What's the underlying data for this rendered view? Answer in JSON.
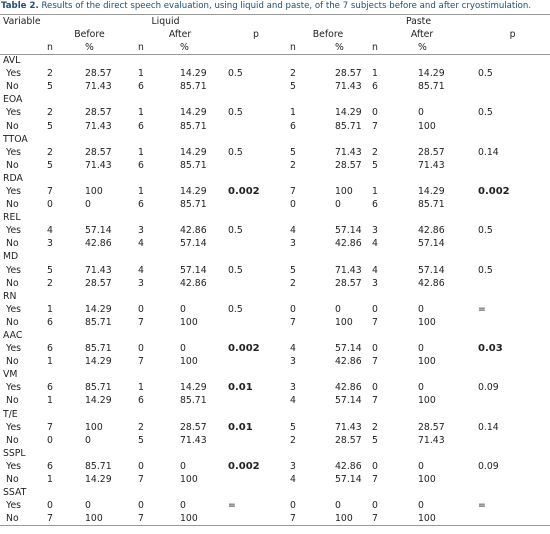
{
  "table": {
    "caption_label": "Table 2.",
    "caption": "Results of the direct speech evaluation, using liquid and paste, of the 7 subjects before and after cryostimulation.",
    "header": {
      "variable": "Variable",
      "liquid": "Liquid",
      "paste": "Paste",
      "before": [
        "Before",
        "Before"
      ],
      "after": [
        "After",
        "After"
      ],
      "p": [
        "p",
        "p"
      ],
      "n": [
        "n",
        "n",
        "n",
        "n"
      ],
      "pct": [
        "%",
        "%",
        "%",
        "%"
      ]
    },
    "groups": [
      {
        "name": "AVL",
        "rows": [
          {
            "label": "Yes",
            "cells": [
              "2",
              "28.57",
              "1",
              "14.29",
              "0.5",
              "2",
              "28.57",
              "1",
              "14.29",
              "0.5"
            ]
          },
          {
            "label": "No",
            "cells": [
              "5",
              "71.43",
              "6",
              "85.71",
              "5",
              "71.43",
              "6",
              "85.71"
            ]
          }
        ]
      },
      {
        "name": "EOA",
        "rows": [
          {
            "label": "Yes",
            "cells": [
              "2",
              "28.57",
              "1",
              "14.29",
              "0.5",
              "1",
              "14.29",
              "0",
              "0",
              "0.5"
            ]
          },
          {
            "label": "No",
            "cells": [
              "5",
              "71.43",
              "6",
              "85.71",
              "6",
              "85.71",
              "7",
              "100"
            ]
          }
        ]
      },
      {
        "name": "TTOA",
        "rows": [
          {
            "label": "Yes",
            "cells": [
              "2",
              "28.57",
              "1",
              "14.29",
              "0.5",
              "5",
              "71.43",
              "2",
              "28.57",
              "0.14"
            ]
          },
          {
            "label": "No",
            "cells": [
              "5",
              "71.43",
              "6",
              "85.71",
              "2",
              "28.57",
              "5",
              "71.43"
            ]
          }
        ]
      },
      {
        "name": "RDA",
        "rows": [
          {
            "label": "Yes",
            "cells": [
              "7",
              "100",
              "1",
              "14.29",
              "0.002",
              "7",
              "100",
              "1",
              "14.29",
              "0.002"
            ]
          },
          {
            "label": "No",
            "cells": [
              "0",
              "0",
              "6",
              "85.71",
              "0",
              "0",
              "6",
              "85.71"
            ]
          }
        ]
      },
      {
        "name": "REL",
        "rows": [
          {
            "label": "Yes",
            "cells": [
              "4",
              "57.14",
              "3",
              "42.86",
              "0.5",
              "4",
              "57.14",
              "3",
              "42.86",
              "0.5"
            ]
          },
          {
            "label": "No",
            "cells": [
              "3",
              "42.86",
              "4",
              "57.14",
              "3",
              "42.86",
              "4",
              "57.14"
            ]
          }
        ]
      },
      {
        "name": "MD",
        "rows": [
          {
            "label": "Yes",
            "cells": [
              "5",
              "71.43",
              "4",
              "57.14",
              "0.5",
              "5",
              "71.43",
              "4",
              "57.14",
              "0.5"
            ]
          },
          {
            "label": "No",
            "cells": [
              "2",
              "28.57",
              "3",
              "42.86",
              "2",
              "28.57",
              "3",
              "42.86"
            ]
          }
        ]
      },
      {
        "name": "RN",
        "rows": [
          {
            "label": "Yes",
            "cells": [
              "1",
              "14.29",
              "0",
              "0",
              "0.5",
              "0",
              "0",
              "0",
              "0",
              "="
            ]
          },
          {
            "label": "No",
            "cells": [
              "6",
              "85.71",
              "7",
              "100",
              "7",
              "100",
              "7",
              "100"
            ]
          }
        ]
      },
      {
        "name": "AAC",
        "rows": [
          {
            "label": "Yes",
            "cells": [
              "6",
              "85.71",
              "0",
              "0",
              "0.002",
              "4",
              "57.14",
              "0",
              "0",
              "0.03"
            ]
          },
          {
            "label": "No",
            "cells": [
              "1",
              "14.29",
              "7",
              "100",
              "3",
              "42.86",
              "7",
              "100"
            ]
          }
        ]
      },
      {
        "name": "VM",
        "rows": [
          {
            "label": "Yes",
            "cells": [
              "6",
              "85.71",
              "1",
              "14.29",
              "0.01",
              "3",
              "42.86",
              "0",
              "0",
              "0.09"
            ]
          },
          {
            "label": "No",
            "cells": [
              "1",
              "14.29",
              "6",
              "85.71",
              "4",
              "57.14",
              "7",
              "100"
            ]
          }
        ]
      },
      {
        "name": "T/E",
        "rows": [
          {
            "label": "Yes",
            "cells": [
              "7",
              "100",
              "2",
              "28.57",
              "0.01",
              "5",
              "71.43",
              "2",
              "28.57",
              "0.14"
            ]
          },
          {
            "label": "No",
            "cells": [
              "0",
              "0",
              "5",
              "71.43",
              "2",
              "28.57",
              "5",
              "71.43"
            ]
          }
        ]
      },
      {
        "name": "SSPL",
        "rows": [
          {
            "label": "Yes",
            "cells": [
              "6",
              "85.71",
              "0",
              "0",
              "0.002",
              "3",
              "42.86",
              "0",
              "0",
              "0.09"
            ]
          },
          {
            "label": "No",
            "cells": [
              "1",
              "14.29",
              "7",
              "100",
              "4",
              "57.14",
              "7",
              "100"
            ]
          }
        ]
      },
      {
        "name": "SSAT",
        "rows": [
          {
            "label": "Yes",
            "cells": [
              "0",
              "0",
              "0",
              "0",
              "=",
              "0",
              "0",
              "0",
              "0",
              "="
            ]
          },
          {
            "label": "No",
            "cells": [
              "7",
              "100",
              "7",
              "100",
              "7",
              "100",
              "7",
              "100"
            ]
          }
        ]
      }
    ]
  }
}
########################################
• **Directions**
Go through the entries above and print each one exactly, minus the pictures.

• **Reply to the task**
What's the underlying data for this rendered view? Answer in JSON.
{
  "table": {
    "caption_label": "Table 2.",
    "caption": "Results of the direct speech evaluation, using liquid and paste, of the 7 subjects before and after cryostimulation.",
    "header": {
      "variable": "Variable",
      "liquid": "Liquid",
      "paste": "Paste",
      "before": [
        "Before",
        "Before"
      ],
      "after": [
        "After",
        "After"
      ],
      "p": [
        "p",
        "p"
      ],
      "n": [
        "n",
        "n",
        "n",
        "n"
      ],
      "pct": [
        "%",
        "%",
        "%",
        "%"
      ]
    },
    "groups": [
      {
        "name": "AVL",
        "rows": [
          {
            "label": "Yes",
            "cells": [
              "2",
              "28.57",
              "1",
              "14.29",
              "0.5",
              "2",
              "28.57",
              "1",
              "14.29",
              "0.5"
            ]
          },
          {
            "label": "No",
            "cells": [
              "5",
              "71.43",
              "6",
              "85.71",
              "5",
              "71.43",
              "6",
              "85.71"
            ]
          }
        ]
      },
      {
        "name": "EOA",
        "rows": [
          {
            "label": "Yes",
            "cells": [
              "2",
              "28.57",
              "1",
              "14.29",
              "0.5",
              "1",
              "14.29",
              "0",
              "0",
              "0.5"
            ]
          },
          {
            "label": "No",
            "cells": [
              "5",
              "71.43",
              "6",
              "85.71",
              "6",
              "85.71",
              "7",
              "100"
            ]
          }
        ]
      },
      {
        "name": "TTOA",
        "rows": [
          {
            "label": "Yes",
            "cells": [
              "2",
              "28.57",
              "1",
              "14.29",
              "0.5",
              "5",
              "71.43",
              "2",
              "28.57",
              "0.14"
            ]
          },
          {
            "label": "No",
            "cells": [
              "5",
              "71.43",
              "6",
              "85.71",
              "2",
              "28.57",
              "5",
              "71.43"
            ]
          }
        ]
      },
      {
        "name": "RDA",
        "rows": [
          {
            "label": "Yes",
            "cells": [
              "7",
              "100",
              "1",
              "14.29",
              "0.002",
              "7",
              "100",
              "1",
              "14.29",
              "0.002"
            ]
          },
          {
            "label": "No",
            "cells": [
              "0",
              "0",
              "6",
              "85.71",
              "0",
              "0",
              "6",
              "85.71"
            ]
          }
        ]
      },
      {
        "name": "REL",
        "rows": [
          {
            "label": "Yes",
            "cells": [
              "4",
              "57.14",
              "3",
              "42.86",
              "0.5",
              "4",
              "57.14",
              "3",
              "42.86",
              "0.5"
            ]
          },
          {
            "label": "No",
            "cells": [
              "3",
              "42.86",
              "4",
              "57.14",
              "3",
              "42.86",
              "4",
              "57.14"
            ]
          }
        ]
      },
      {
        "name": "MD",
        "rows": [
          {
            "label": "Yes",
            "cells": [
              "5",
              "71.43",
              "4",
              "57.14",
              "0.5",
              "5",
              "71.43",
              "4",
              "57.14",
              "0.5"
            ]
          },
          {
            "label": "No",
            "cells": [
              "2",
              "28.57",
              "3",
              "42.86",
              "2",
              "28.57",
              "3",
              "42.86"
            ]
          }
        ]
      },
      {
        "name": "RN",
        "rows": [
          {
            "label": "Yes",
            "cells": [
              "1",
              "14.29",
              "0",
              "0",
              "0.5",
              "0",
              "0",
              "0",
              "0",
              "="
            ]
          },
          {
            "label": "No",
            "cells": [
              "6",
              "85.71",
              "7",
              "100",
              "7",
              "100",
              "7",
              "100"
            ]
          }
        ]
      },
      {
        "name": "AAC",
        "rows": [
          {
            "label": "Yes",
            "cells": [
              "6",
              "85.71",
              "0",
              "0",
              "0.002",
              "4",
              "57.14",
              "0",
              "0",
              "0.03"
            ]
          },
          {
            "label": "No",
            "cells": [
              "1",
              "14.29",
              "7",
              "100",
              "3",
              "42.86",
              "7",
              "100"
            ]
          }
        ]
      },
      {
        "name": "VM",
        "rows": [
          {
            "label": "Yes",
            "cells": [
              "6",
              "85.71",
              "1",
              "14.29",
              "0.01",
              "3",
              "42.86",
              "0",
              "0",
              "0.09"
            ]
          },
          {
            "label": "No",
            "cells": [
              "1",
              "14.29",
              "6",
              "85.71",
              "4",
              "57.14",
              "7",
              "100"
            ]
          }
        ]
      },
      {
        "name": "T/E",
        "rows": [
          {
            "label": "Yes",
            "cells": [
              "7",
              "100",
              "2",
              "28.57",
              "0.01",
              "5",
              "71.43",
              "2",
              "28.57",
              "0.14"
            ]
          },
          {
            "label": "No",
            "cells": [
              "0",
              "0",
              "5",
              "71.43",
              "2",
              "28.57",
              "5",
              "71.43"
            ]
          }
        ]
      },
      {
        "name": "SSPL",
        "rows": [
          {
            "label": "Yes",
            "cells": [
              "6",
              "85.71",
              "0",
              "0",
              "0.002",
              "3",
              "42.86",
              "0",
              "0",
              "0.09"
            ]
          },
          {
            "label": "No",
            "cells": [
              "1",
              "14.29",
              "7",
              "100",
              "4",
              "57.14",
              "7",
              "100"
            ]
          }
        ]
      },
      {
        "name": "SSAT",
        "rows": [
          {
            "label": "Yes",
            "cells": [
              "0",
              "0",
              "0",
              "0",
              "=",
              "0",
              "0",
              "0",
              "0",
              "="
            ]
          },
          {
            "label": "No",
            "cells": [
              "7",
              "100",
              "7",
              "100",
              "7",
              "100",
              "7",
              "100"
            ]
          }
        ]
      }
    ]
  }
}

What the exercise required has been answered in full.